**RECORDS FOR THIS TASK**.
------------------------

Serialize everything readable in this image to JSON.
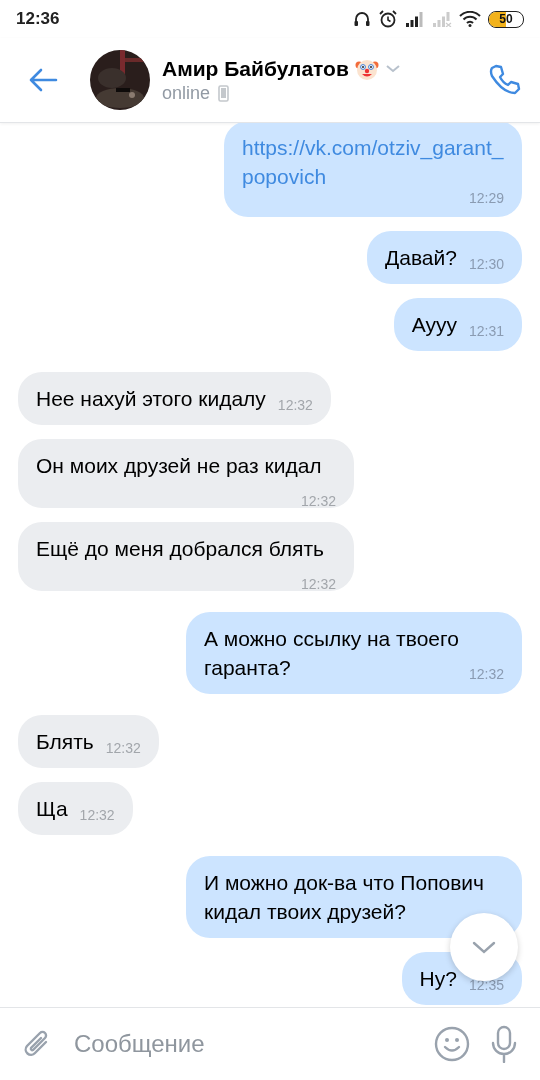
{
  "status_bar": {
    "time": "12:36",
    "battery": "50"
  },
  "header": {
    "name": "Амир Байбулатов",
    "status": "online"
  },
  "messages": [
    {
      "outgoing": true,
      "kind": "link",
      "text": "https://vk.com/otziv_garant_popovich",
      "time": "12:29"
    },
    {
      "outgoing": true,
      "kind": "text",
      "text": "Давай?",
      "time": "12:30"
    },
    {
      "outgoing": true,
      "kind": "text",
      "text": "Аууу",
      "time": "12:31"
    },
    {
      "outgoing": false,
      "kind": "text",
      "text": "Нее нахуй этого кидалу",
      "time": "12:32"
    },
    {
      "outgoing": false,
      "kind": "text",
      "text": "Он моих друзей не раз кидал",
      "time": "12:32"
    },
    {
      "outgoing": false,
      "kind": "text",
      "text": "Ещё до меня добрался блять",
      "time": "12:32"
    },
    {
      "outgoing": true,
      "kind": "text",
      "text": "А можно ссылку на твоего гаранта?",
      "time": "12:32"
    },
    {
      "outgoing": false,
      "kind": "text",
      "text": "Блять",
      "time": "12:32"
    },
    {
      "outgoing": false,
      "kind": "text",
      "text": "Ща",
      "time": "12:32"
    },
    {
      "outgoing": true,
      "kind": "text",
      "text": "И можно док-ва что Попович кидал твоих друзей?"
    },
    {
      "outgoing": true,
      "kind": "text",
      "text": "Ну?",
      "time": "12:35"
    }
  ],
  "composer": {
    "placeholder": "Сообщение"
  }
}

------------------------

**AIM OF THE TASK**.
Where a line in the entries holds the word "друзей", copy that line.

**OUTPUT OF THE TASK**.
      "text": "Он моих друзей не раз кидал",
      "text": "И можно док-ва что Попович кидал твоих друзей?"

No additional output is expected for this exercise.